WHAT NEEDS TO BE DONE: Leave out the pictures and reproduce all of the data exactly.
BEGIN THE INPUT
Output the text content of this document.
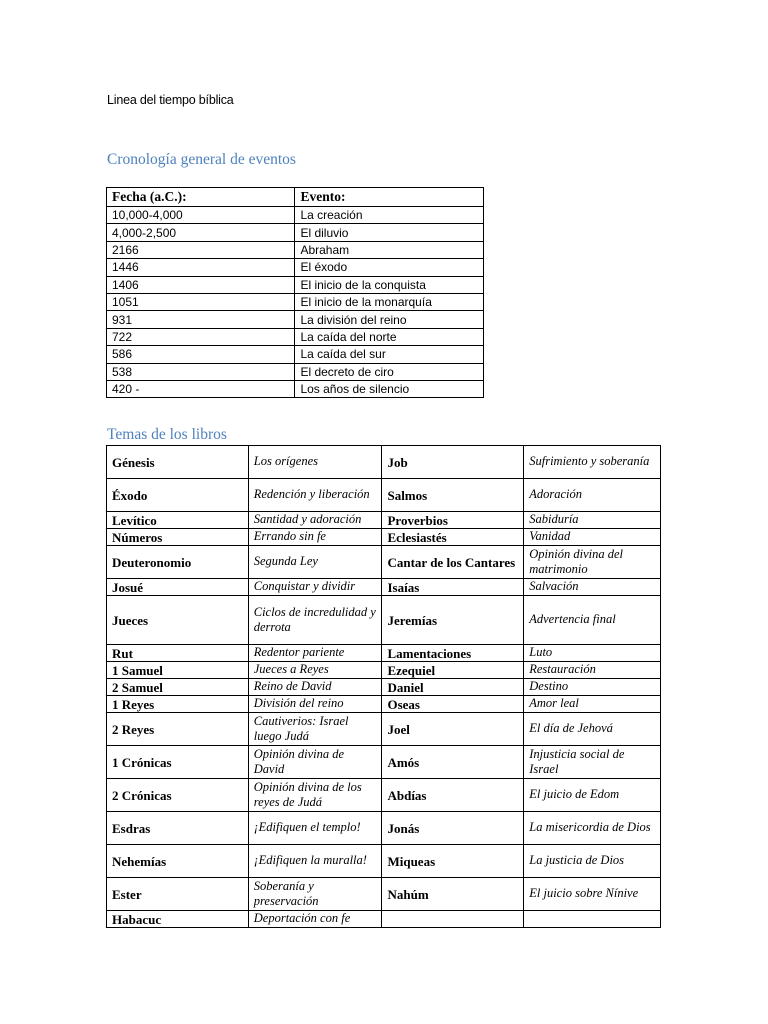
Linea del tiempo bíblica
Cronología general de eventos
Fecha (a.C.):	Evento:
10,000-4,000	La creación
4,000-2,500	El diluvio
2166	Abraham
1446	El éxodo
1406	El inicio de la conquista
1051	El inicio de la monarquía
931	La división del reino
722	La caída del norte
586	La caída del sur
538	El decreto de ciro
420 -	Los años de silencio
Temas de los libros
Génesis	Los orígenes	Job	Sufrimiento y soberanía
Éxodo	Redención y liberación	Salmos	Adoración
Levítico	Santidad y adoración	Proverbios	Sabiduría
Números	Errando sin fe	Eclesiastés	Vanidad
Deuteronomio	Segunda Ley	Cantar de los Cantares	Opinión divina del matrimonio
Josué	Conquistar y dividir	Isaías	Salvación
Jueces	Ciclos de incredulidad y derrota	Jeremías	Advertencia final
Rut	Redentor pariente	Lamentaciones	Luto
1 Samuel	Jueces a Reyes	Ezequiel	Restauración
2 Samuel	Reino de David	Daniel	Destino
1 Reyes	División del reino	Oseas	Amor leal
2 Reyes	Cautiverios: Israel luego Judá	Joel	El día de Jehová
1 Crónicas	Opinión divina de David	Amós	Injusticia social de Israel
2 Crónicas	Opinión divina de los reyes de Judá	Abdías	El juicio de Edom
Esdras	¡Edifiquen el templo!	Jonás	La misericordia de Dios
Nehemías	¡Edifiquen la muralla!	Miqueas	La justicia de Dios
Ester	Soberanía y preservación	Nahúm	El juicio sobre Nínive
Habacuc	Deportación con fe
END THE INPUT
ANSWER FOR THIS EXERCISE:
Output the text content of this document.
Linea del tiempo bíblica
Cronología general de eventos
Fecha (a.C.):	Evento:
10,000-4,000	La creación
4,000-2,500	El diluvio
2166	Abraham
1446	El éxodo
1406	El inicio de la conquista
1051	El inicio de la monarquía
931	La división del reino
722	La caída del norte
586	La caída del sur
538	El decreto de ciro
420 -	Los años de silencio
Temas de los libros
Génesis	Los orígenes	Job	Sufrimiento y soberanía
Éxodo	Redención y liberación	Salmos	Adoración
Levítico	Santidad y adoración	Proverbios	Sabiduría
Números	Errando sin fe	Eclesiastés	Vanidad
Deuteronomio	Segunda Ley	Cantar de los Cantares	Opinión divina del matrimonio
Josué	Conquistar y dividir	Isaías	Salvación
Jueces	Ciclos de incredulidad y derrota	Jeremías	Advertencia final
Rut	Redentor pariente	Lamentaciones	Luto
1 Samuel	Jueces a Reyes	Ezequiel	Restauración
2 Samuel	Reino de David	Daniel	Destino
1 Reyes	División del reino	Oseas	Amor leal
2 Reyes	Cautiverios: Israel luego Judá	Joel	El día de Jehová
1 Crónicas	Opinión divina de David	Amós	Injusticia social de Israel
2 Crónicas	Opinión divina de los reyes de Judá	Abdías	El juicio de Edom
Esdras	¡Edifiquen el templo!	Jonás	La misericordia de Dios
Nehemías	¡Edifiquen la muralla!	Miqueas	La justicia de Dios
Ester	Soberanía y preservación	Nahúm	El juicio sobre Nínive
Habacuc	Deportación con fe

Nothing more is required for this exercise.